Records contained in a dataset
########################################

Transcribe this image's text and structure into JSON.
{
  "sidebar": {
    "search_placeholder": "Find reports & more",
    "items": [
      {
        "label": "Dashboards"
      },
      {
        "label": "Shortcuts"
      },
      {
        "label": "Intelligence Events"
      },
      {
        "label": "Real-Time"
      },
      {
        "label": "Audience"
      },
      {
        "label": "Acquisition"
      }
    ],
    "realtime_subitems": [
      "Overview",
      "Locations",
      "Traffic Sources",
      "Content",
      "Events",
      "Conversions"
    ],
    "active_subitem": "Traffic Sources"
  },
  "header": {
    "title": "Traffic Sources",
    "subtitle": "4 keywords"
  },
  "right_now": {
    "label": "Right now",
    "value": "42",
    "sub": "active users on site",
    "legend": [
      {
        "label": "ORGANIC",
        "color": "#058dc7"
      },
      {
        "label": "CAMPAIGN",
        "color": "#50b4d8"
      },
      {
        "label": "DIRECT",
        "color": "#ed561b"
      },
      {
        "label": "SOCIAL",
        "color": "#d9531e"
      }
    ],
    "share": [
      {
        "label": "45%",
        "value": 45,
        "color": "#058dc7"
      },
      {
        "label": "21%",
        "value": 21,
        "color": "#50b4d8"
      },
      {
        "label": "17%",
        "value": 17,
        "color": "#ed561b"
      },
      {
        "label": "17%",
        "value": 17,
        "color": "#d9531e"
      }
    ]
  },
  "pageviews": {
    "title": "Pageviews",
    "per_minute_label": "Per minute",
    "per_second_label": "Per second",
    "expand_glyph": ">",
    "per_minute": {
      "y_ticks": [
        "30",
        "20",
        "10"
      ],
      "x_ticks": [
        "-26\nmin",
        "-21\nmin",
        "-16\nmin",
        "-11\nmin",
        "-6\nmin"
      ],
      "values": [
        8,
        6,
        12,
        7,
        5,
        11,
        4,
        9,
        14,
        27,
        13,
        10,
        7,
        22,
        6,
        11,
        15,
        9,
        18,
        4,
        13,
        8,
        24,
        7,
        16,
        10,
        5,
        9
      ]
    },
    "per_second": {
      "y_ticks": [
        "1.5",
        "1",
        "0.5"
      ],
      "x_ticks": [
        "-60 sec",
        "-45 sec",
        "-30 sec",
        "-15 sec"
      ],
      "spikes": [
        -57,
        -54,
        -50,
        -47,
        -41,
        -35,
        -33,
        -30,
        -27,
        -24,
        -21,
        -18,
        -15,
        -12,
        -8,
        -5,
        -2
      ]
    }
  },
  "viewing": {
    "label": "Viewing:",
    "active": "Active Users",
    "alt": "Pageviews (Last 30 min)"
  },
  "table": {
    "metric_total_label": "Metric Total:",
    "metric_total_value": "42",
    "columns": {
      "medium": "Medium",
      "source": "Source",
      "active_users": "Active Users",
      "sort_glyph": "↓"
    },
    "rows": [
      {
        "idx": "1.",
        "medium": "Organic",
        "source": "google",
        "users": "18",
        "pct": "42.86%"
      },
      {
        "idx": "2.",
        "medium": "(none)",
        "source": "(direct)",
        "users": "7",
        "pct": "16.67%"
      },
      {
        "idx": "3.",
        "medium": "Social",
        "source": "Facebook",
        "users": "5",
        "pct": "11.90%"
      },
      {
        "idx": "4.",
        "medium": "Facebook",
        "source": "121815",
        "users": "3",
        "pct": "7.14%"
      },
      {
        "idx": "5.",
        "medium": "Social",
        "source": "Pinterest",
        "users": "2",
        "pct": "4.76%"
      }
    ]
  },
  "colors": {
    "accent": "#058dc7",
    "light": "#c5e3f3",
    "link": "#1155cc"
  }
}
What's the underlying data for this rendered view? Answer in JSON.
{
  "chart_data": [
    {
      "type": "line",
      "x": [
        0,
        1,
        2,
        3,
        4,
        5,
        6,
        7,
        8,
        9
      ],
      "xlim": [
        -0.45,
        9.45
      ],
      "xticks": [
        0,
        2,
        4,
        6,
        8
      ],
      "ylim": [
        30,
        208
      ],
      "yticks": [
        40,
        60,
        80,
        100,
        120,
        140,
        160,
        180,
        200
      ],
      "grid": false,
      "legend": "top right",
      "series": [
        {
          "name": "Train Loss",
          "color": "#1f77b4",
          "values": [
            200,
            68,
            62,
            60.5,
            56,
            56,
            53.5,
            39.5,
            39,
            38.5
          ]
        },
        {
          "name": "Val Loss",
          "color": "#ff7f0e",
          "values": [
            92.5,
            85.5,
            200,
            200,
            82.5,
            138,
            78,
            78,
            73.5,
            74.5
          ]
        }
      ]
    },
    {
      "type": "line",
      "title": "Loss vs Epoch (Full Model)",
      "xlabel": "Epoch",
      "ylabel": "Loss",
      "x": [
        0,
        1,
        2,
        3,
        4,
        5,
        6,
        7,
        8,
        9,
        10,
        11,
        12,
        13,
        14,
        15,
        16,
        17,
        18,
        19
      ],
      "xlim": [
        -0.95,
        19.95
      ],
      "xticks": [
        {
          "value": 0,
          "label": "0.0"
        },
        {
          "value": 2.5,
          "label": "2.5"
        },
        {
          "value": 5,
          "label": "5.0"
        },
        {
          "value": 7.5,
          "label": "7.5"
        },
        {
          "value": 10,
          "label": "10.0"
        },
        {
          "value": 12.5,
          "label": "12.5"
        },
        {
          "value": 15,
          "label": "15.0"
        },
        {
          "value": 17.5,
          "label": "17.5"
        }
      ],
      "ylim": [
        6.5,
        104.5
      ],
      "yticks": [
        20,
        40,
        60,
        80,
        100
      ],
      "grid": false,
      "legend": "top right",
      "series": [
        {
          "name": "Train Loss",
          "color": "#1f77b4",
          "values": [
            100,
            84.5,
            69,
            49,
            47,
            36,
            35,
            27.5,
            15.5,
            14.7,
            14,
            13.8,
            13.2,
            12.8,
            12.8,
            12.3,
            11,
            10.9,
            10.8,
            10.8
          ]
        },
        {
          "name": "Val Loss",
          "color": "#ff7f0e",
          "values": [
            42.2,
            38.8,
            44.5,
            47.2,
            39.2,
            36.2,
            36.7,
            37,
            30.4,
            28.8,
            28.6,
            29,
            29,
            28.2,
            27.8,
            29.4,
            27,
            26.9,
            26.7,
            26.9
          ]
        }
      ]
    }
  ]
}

########################################

Exercise objective> Exactly as written, please output every entry.

Output for this exercise>
Transcribe this image's text and structure into JSON.
{
  "sidebar": {
    "search_placeholder": "Find reports & more",
    "items": [
      {
        "label": "Dashboards"
      },
      {
        "label": "Shortcuts"
      },
      {
        "label": "Intelligence Events"
      },
      {
        "label": "Real-Time"
      },
      {
        "label": "Audience"
      },
      {
        "label": "Acquisition"
      }
    ],
    "realtime_subitems": [
      "Overview",
      "Locations",
      "Traffic Sources",
      "Content",
      "Events",
      "Conversions"
    ],
    "active_subitem": "Traffic Sources"
  },
  "header": {
    "title": "Traffic Sources",
    "subtitle": "4 keywords"
  },
  "right_now": {
    "label": "Right now",
    "value": "42",
    "sub": "active users on site",
    "legend": [
      {
        "label": "ORGANIC",
        "color": "#058dc7"
      },
      {
        "label": "CAMPAIGN",
        "color": "#50b4d8"
      },
      {
        "label": "DIRECT",
        "color": "#ed561b"
      },
      {
        "label": "SOCIAL",
        "color": "#d9531e"
      }
    ],
    "share": [
      {
        "label": "45%",
        "value": 45,
        "color": "#058dc7"
      },
      {
        "label": "21%",
        "value": 21,
        "color": "#50b4d8"
      },
      {
        "label": "17%",
        "value": 17,
        "color": "#ed561b"
      },
      {
        "label": "17%",
        "value": 17,
        "color": "#d9531e"
      }
    ]
  },
  "pageviews": {
    "title": "Pageviews",
    "per_minute_label": "Per minute",
    "per_second_label": "Per second",
    "expand_glyph": ">",
    "per_minute": {
      "y_ticks": [
        "30",
        "20",
        "10"
      ],
      "x_ticks": [
        "-26\nmin",
        "-21\nmin",
        "-16\nmin",
        "-11\nmin",
        "-6\nmin"
      ],
      "values": [
        8,
        6,
        12,
        7,
        5,
        11,
        4,
        9,
        14,
        27,
        13,
        10,
        7,
        22,
        6,
        11,
        15,
        9,
        18,
        4,
        13,
        8,
        24,
        7,
        16,
        10,
        5,
        9
      ]
    },
    "per_second": {
      "y_ticks": [
        "1.5",
        "1",
        "0.5"
      ],
      "x_ticks": [
        "-60 sec",
        "-45 sec",
        "-30 sec",
        "-15 sec"
      ],
      "spikes": [
        -57,
        -54,
        -50,
        -47,
        -41,
        -35,
        -33,
        -30,
        -27,
        -24,
        -21,
        -18,
        -15,
        -12,
        -8,
        -5,
        -2
      ]
    }
  },
  "viewing": {
    "label": "Viewing:",
    "active": "Active Users",
    "alt": "Pageviews (Last 30 min)"
  },
  "table": {
    "metric_total_label": "Metric Total:",
    "metric_total_value": "42",
    "columns": {
      "medium": "Medium",
      "source": "Source",
      "active_users": "Active Users",
      "sort_glyph": "↓"
    },
    "rows": [
      {
        "idx": "1.",
        "medium": "Organic",
        "source": "google",
        "users": "18",
        "pct": "42.86%"
      },
      {
        "idx": "2.",
        "medium": "(none)",
        "source": "(direct)",
        "users": "7",
        "pct": "16.67%"
      },
      {
        "idx": "3.",
        "medium": "Social",
        "source": "Facebook",
        "users": "5",
        "pct": "11.90%"
      },
      {
        "idx": "4.",
        "medium": "Facebook",
        "source": "121815",
        "users": "3",
        "pct": "7.14%"
      },
      {
        "idx": "5.",
        "medium": "Social",
        "source": "Pinterest",
        "users": "2",
        "pct": "4.76%"
      }
    ]
  },
  "colors": {
    "accent": "#058dc7",
    "light": "#c5e3f3",
    "link": "#1155cc"
  }
}
What's the underlying data for this rendered view? Answer in JSON.
{
  "chart_data": [
    {
      "type": "line",
      "x": [
        0,
        1,
        2,
        3,
        4,
        5,
        6,
        7,
        8,
        9
      ],
      "xlim": [
        -0.45,
        9.45
      ],
      "xticks": [
        0,
        2,
        4,
        6,
        8
      ],
      "ylim": [
        30,
        208
      ],
      "yticks": [
        40,
        60,
        80,
        100,
        120,
        140,
        160,
        180,
        200
      ],
      "grid": false,
      "legend": "top right",
      "series": [
        {
          "name": "Train Loss",
          "color": "#1f77b4",
          "values": [
            200,
            68,
            62,
            60.5,
            56,
            56,
            53.5,
            39.5,
            39,
            38.5
          ]
        },
        {
          "name": "Val Loss",
          "color": "#ff7f0e",
          "values": [
            92.5,
            85.5,
            200,
            200,
            82.5,
            138,
            78,
            78,
            73.5,
            74.5
          ]
        }
      ]
    },
    {
      "type": "line",
      "title": "Loss vs Epoch (Full Model)",
      "xlabel": "Epoch",
      "ylabel": "Loss",
      "x": [
        0,
        1,
        2,
        3,
        4,
        5,
        6,
        7,
        8,
        9,
        10,
        11,
        12,
        13,
        14,
        15,
        16,
        17,
        18,
        19
      ],
      "xlim": [
        -0.95,
        19.95
      ],
      "xticks": [
        {
          "value": 0,
          "label": "0.0"
        },
        {
          "value": 2.5,
          "label": "2.5"
        },
        {
          "value": 5,
          "label": "5.0"
        },
        {
          "value": 7.5,
          "label": "7.5"
        },
        {
          "value": 10,
          "label": "10.0"
        },
        {
          "value": 12.5,
          "label": "12.5"
        },
        {
          "value": 15,
          "label": "15.0"
        },
        {
          "value": 17.5,
          "label": "17.5"
        }
      ],
      "ylim": [
        6.5,
        104.5
      ],
      "yticks": [
        20,
        40,
        60,
        80,
        100
      ],
      "grid": false,
      "legend": "top right",
      "series": [
        {
          "name": "Train Loss",
          "color": "#1f77b4",
          "values": [
            100,
            84.5,
            69,
            49,
            47,
            36,
            35,
            27.5,
            15.5,
            14.7,
            14,
            13.8,
            13.2,
            12.8,
            12.8,
            12.3,
            11,
            10.9,
            10.8,
            10.8
          ]
        },
        {
          "name": "Val Loss",
          "color": "#ff7f0e",
          "values": [
            42.2,
            38.8,
            44.5,
            47.2,
            39.2,
            36.2,
            36.7,
            37,
            30.4,
            28.8,
            28.6,
            29,
            29,
            28.2,
            27.8,
            29.4,
            27,
            26.9,
            26.7,
            26.9
          ]
        }
      ]
    }
  ]
}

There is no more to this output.